Data supplied start

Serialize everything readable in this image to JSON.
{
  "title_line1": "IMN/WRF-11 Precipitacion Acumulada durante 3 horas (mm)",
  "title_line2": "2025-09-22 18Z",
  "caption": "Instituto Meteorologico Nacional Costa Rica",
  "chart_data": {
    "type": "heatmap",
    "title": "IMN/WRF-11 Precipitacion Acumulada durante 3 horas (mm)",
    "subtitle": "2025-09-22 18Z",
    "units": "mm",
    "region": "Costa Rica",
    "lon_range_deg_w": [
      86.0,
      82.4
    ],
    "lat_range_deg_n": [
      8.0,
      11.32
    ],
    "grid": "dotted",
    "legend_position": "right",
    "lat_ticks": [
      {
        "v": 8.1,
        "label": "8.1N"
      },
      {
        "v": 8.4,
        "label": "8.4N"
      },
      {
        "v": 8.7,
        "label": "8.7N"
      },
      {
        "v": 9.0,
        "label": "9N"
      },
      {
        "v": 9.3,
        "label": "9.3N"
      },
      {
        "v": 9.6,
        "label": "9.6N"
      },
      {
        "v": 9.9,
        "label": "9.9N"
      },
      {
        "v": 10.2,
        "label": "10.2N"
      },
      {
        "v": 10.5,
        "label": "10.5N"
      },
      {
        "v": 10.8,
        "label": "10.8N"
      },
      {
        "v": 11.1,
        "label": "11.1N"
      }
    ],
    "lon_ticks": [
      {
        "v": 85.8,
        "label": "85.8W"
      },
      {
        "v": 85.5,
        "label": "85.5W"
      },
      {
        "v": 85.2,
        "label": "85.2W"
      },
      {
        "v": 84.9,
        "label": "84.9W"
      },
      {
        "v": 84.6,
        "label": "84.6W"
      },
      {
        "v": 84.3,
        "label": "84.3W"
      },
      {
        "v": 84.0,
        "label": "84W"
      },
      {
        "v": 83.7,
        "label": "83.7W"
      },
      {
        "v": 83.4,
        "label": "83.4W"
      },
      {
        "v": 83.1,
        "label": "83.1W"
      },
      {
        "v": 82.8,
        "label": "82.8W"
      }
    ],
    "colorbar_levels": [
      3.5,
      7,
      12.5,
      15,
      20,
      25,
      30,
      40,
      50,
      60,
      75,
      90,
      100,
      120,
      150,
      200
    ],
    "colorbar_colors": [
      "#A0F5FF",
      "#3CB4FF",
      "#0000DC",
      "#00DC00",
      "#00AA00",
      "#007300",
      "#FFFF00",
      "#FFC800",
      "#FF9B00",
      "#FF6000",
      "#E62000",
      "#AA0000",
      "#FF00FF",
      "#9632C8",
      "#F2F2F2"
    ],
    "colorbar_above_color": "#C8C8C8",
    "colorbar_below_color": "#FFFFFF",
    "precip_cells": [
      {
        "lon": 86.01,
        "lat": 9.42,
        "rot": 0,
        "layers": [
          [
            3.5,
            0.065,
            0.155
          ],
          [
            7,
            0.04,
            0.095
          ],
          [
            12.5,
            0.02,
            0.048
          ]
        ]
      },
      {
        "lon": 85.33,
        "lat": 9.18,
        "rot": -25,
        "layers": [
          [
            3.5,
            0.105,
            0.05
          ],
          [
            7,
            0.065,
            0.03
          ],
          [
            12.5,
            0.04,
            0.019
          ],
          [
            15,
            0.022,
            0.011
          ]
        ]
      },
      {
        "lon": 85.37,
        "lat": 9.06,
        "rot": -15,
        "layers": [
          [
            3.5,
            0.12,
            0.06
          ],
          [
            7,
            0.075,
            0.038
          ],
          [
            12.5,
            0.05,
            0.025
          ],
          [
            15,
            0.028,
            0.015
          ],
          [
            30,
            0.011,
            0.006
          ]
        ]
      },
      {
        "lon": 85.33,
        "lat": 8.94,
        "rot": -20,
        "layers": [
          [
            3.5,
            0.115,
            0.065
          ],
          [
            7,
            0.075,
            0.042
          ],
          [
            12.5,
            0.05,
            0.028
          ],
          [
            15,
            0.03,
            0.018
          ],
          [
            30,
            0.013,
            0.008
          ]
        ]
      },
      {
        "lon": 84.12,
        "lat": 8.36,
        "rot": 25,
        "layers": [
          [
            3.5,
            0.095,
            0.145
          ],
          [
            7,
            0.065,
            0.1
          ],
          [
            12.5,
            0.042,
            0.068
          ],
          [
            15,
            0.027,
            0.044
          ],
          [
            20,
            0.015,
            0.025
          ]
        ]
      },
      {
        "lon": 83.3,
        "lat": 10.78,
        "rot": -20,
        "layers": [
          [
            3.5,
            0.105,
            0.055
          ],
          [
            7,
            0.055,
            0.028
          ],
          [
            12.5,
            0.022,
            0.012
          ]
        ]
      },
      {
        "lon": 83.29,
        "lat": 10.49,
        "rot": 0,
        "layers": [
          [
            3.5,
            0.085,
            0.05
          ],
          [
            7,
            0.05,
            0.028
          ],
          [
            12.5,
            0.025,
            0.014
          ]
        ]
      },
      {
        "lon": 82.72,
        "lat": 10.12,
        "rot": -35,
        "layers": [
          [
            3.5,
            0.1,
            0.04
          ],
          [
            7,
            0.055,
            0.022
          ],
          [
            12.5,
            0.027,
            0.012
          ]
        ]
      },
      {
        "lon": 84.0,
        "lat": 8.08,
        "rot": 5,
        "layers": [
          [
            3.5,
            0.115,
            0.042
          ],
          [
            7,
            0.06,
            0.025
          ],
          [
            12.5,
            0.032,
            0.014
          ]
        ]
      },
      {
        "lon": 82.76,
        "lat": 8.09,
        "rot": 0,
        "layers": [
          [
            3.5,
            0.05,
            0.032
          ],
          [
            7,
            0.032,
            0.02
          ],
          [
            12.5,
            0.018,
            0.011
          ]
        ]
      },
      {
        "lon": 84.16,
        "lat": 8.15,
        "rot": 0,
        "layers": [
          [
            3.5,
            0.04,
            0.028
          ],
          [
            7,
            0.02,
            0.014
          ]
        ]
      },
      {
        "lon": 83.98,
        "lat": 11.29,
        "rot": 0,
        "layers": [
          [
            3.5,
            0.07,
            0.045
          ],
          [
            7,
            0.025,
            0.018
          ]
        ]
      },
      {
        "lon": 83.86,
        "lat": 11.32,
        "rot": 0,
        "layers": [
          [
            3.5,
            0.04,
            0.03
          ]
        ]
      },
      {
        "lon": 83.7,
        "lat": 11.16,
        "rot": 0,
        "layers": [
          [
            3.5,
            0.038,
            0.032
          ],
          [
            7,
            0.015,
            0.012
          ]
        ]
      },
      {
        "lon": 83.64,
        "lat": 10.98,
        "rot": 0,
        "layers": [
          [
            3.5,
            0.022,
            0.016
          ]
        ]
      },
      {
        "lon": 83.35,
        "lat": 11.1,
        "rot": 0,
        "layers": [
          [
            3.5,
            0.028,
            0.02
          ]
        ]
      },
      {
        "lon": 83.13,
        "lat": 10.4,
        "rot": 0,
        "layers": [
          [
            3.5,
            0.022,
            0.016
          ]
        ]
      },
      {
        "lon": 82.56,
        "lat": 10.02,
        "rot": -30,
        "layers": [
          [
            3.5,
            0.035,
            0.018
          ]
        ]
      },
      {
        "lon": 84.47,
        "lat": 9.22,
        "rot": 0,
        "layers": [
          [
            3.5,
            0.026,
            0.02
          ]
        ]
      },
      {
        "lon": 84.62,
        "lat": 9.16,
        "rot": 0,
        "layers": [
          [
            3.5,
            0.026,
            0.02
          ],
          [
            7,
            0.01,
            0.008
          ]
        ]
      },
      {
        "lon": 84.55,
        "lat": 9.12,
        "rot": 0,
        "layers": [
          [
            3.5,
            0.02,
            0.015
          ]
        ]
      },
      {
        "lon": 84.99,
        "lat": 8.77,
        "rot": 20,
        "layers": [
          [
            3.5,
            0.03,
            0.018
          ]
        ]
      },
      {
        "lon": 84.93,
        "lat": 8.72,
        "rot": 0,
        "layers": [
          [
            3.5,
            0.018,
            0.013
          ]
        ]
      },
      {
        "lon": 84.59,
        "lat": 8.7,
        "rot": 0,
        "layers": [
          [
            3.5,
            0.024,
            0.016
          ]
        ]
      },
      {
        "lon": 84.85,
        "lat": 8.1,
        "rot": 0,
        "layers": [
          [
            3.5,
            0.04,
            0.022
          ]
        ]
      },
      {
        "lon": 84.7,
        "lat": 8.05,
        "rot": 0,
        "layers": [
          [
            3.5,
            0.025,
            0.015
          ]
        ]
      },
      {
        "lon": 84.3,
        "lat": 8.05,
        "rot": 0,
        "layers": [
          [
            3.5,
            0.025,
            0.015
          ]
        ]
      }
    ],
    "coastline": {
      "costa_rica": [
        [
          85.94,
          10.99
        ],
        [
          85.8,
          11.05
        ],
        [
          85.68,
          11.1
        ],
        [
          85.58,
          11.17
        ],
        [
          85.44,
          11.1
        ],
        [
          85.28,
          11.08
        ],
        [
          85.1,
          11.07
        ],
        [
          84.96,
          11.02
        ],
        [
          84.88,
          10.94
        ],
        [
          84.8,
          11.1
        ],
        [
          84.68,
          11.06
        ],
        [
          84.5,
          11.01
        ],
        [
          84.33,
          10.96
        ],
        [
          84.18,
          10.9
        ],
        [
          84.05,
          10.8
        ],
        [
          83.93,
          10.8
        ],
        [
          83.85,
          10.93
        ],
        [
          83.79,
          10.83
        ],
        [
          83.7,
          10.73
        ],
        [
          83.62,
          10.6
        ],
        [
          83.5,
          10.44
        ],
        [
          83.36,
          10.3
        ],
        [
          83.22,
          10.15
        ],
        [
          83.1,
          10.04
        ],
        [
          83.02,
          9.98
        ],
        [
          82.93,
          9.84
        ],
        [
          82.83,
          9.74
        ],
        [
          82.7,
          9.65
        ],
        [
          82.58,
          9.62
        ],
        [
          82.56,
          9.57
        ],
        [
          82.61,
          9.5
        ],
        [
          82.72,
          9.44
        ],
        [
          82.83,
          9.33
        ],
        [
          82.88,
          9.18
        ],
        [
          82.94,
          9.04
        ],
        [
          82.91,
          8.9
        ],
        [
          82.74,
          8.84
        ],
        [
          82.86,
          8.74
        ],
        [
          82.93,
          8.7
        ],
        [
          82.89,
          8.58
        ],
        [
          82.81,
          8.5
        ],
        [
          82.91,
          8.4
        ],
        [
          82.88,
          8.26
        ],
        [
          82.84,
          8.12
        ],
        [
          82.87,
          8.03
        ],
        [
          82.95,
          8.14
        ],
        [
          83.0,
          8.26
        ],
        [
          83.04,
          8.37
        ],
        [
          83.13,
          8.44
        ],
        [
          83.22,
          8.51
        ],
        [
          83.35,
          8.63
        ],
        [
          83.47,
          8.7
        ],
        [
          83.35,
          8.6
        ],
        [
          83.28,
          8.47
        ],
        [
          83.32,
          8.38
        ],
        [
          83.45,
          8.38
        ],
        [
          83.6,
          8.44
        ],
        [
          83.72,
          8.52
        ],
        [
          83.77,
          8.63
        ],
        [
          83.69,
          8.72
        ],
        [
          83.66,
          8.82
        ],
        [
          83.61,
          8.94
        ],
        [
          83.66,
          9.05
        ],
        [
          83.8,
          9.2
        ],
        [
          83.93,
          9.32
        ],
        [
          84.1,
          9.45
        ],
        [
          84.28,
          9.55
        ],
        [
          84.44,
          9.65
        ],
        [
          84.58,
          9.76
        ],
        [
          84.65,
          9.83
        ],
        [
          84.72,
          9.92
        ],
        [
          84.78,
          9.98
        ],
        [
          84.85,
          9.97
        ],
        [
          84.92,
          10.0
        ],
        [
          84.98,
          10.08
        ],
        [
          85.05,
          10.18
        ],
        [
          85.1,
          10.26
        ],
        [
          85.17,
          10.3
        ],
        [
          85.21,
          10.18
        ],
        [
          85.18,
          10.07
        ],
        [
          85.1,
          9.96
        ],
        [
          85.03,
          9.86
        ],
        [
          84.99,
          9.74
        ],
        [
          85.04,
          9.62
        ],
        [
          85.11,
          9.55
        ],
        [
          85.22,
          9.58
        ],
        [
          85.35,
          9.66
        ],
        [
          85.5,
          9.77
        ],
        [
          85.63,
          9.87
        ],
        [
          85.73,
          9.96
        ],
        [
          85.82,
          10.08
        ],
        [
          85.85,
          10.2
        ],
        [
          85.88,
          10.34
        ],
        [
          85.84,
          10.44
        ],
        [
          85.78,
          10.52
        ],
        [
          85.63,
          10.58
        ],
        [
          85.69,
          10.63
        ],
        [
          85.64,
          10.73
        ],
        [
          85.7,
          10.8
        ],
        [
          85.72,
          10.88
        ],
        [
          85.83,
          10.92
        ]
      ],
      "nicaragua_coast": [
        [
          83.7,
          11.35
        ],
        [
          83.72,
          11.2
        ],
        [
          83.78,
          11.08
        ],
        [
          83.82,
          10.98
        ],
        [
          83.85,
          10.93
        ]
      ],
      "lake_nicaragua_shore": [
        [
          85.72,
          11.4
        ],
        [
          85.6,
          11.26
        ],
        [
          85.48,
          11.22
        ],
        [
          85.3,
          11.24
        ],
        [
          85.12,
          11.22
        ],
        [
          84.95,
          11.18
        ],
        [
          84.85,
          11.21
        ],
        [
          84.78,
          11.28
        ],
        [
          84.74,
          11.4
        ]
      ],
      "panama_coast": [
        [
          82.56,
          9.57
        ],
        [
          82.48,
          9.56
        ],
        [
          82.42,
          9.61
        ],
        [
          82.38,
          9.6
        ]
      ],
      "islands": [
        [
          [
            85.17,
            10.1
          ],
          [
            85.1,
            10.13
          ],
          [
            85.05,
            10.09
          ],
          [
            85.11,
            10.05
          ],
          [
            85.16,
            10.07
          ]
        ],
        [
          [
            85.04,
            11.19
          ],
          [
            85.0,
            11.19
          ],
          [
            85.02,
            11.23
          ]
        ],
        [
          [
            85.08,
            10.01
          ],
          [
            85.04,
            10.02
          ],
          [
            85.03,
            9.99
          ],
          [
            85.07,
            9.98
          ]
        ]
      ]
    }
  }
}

Data supplied end

Stated problem ▸
Identify every line above that includes the word "Acumulada", and show those lines.

Result below ▸
  "title_line1": "IMN/WRF-11 Precipitacion Acumulada durante 3 horas (mm)",
    "title": "IMN/WRF-11 Precipitacion Acumulada durante 3 horas (mm)",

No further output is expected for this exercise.